**Selected text**

At the foothills of the great Kalikadevi temple at Pavagadh Gujarat, there is a sprawling peaceful lake dotted with temples displaying the splendor of rural Gujarat. On the way to Champaner this picturesque landscape produces one of the finest architectures both Islamic and Hindu.
Driving down during the monsoon time can indeed change the mood of the land such that it almost feels like divinity descended on earth in a chariot of mist. And here among rocky hillsides strewn with huge boulders lie one of India's most ancient temples now in ruins - Lakulisa temple. This temple dates back to the 10th century though the cult of Lakulisa existed well into the 1 cen.A.D and has been mentioned the Mahabharata. This delapidated temple holds the iconography of Lord Shiva thought it houses Lakulisa within its walls. Among its very rare and fine sculptures one can see Dakshinamurthy Shiva, Ganesha and Gajantaka Shiva. Most of the upper half of the temple has fallen off and merged with the surrounding boulders leaving standing walls with intricate sculptures to show the original spendor of this great cult icon.
Lakulisa was the founder of Pashupata Shaivism which was one of the oldest and prominent Shaivite schools that existed in the early 1 cen A.D, though dating it is still uncertain. Lakulisa's school of Pashupata Shaivism originated at Kayavarohan in Gujarat and extended to Payar in Kashmir and Orissa in the east. It later spread far and wide and penetrated into Tamil Nadu in the 7th to 14th cen A.D.
Lakulisa's images are found all over India indicating that his cult was very well established. The Pashupatas were ascetics and were followers of the Bhakti movement. Lakulisa was almost considered an incarnate of Lord Shiva during his time. He is represented as a saint, teacher, yogi, and a man of divinity, very similar to the Buddha when it came to depiction in scupture. His teachings are codified in the Lakulisa Siddhanta, while in his images he is represented in Dharmachakrapravartana mudra with a Lakuta (stick) in one arm. His main desciples were Kausika, Gargya, Mitraka and Rusta.

**Problem to work on**
Decide whether each statement agrees with the passage on the Lakulisa temple, answering yes or no and quoting the words of the passage that decide it: (a) The Lakulisa temple lies among rocky hillsides strewn with huge boulders. (b) Pashupata Shaivism originated in Kashmir. (c) In his images, Lakulisa holds a stick. The entries are not needed for anything here.

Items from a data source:
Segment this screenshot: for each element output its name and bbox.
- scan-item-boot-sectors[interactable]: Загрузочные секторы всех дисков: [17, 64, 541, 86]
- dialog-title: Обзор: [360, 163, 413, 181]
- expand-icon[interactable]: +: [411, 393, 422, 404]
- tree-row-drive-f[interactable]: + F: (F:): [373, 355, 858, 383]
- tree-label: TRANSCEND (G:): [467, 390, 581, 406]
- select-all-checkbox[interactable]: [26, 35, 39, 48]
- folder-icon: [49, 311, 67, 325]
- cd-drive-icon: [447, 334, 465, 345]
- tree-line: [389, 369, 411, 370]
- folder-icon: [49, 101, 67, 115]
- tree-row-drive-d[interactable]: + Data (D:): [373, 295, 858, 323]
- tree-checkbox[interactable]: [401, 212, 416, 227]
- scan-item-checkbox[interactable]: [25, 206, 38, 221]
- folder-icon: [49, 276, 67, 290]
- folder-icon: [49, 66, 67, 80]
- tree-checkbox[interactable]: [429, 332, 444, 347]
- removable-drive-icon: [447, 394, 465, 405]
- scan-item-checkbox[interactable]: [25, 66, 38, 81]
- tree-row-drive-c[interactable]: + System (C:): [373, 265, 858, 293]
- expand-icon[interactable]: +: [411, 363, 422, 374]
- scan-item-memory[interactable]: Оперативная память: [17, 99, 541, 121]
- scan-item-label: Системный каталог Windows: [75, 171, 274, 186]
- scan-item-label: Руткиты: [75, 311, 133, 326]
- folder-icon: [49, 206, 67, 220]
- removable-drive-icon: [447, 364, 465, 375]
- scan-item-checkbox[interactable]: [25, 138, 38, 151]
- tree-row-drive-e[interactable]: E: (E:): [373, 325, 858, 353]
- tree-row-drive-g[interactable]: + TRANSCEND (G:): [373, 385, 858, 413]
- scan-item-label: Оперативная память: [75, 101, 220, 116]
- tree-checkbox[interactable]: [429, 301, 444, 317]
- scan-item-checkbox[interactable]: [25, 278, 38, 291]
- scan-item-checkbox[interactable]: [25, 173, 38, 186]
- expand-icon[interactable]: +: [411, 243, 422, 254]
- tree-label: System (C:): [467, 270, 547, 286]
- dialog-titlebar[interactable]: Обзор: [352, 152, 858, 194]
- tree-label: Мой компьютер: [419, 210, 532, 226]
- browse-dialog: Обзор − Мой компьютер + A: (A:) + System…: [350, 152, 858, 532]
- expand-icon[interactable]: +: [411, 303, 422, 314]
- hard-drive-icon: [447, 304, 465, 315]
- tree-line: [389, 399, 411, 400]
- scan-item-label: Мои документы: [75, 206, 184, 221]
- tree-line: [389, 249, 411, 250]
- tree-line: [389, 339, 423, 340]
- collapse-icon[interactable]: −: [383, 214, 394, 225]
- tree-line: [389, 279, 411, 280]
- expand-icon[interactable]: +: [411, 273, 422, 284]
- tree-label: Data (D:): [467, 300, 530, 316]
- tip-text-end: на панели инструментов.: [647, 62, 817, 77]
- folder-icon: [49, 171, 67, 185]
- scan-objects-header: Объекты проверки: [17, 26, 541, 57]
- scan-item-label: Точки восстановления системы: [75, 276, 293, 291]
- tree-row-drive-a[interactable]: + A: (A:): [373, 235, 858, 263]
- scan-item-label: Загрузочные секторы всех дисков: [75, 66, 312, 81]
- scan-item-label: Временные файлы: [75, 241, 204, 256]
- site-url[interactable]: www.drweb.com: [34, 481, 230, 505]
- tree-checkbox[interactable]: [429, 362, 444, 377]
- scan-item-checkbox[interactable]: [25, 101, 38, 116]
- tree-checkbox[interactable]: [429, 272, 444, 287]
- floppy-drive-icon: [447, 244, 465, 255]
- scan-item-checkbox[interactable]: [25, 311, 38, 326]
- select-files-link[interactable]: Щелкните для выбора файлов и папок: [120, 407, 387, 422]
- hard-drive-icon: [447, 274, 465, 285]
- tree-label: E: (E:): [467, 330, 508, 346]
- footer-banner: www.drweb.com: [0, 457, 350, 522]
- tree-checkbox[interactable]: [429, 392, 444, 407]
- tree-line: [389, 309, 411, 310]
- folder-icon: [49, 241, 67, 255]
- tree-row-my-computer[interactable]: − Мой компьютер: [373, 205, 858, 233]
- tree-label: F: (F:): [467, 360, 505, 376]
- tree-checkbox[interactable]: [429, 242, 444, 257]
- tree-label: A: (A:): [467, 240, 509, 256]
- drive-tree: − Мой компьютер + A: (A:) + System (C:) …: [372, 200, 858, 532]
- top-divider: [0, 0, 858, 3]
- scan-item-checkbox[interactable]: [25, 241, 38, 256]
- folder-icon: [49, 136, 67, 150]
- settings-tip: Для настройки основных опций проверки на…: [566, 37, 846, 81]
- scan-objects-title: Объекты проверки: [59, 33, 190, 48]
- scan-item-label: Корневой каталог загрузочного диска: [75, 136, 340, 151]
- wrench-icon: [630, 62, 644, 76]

**Exercise output**
(a) Yes: "here among rocky hillsides strewn with huge boulders lie one of India's most ancient temples now in ruins - Lakulisa temple"
(b) No: "Lakulisa's school of Pashupata Shaivism originated at Kayavarohan in Gujarat"
(c) Yes: "he is represented in Dharmachakrapravartana mudra with a Lakuta (stick) in one arm"